* **Job**
Using the entries that follow, collect the lines where the word "India" appears.
•••
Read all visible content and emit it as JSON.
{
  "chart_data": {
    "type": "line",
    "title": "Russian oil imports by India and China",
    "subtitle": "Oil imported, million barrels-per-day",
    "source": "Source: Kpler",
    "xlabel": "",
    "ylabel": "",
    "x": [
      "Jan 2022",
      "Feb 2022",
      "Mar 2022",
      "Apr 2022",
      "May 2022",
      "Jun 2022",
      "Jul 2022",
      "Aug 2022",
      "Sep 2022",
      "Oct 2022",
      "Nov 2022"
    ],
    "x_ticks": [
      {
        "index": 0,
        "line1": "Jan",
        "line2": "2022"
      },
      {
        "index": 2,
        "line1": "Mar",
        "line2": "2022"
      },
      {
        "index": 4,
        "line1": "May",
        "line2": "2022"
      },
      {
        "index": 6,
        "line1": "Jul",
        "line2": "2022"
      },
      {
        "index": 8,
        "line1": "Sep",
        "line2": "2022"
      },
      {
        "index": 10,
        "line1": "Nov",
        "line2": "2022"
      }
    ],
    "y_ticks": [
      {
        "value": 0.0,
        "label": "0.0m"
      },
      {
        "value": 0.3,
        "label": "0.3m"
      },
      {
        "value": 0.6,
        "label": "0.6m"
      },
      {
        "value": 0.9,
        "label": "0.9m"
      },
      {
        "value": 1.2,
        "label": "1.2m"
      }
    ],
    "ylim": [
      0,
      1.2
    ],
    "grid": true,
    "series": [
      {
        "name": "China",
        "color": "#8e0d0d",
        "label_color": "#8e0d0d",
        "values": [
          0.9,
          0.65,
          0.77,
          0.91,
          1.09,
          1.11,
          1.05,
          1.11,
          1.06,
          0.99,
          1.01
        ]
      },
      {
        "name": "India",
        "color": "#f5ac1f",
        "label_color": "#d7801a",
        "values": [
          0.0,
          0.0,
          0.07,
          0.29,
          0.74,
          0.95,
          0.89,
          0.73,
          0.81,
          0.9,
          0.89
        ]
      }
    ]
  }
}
•••
* **Solution to the exercise**
    "title": "Russian oil imports by India and China",
        "name": "India",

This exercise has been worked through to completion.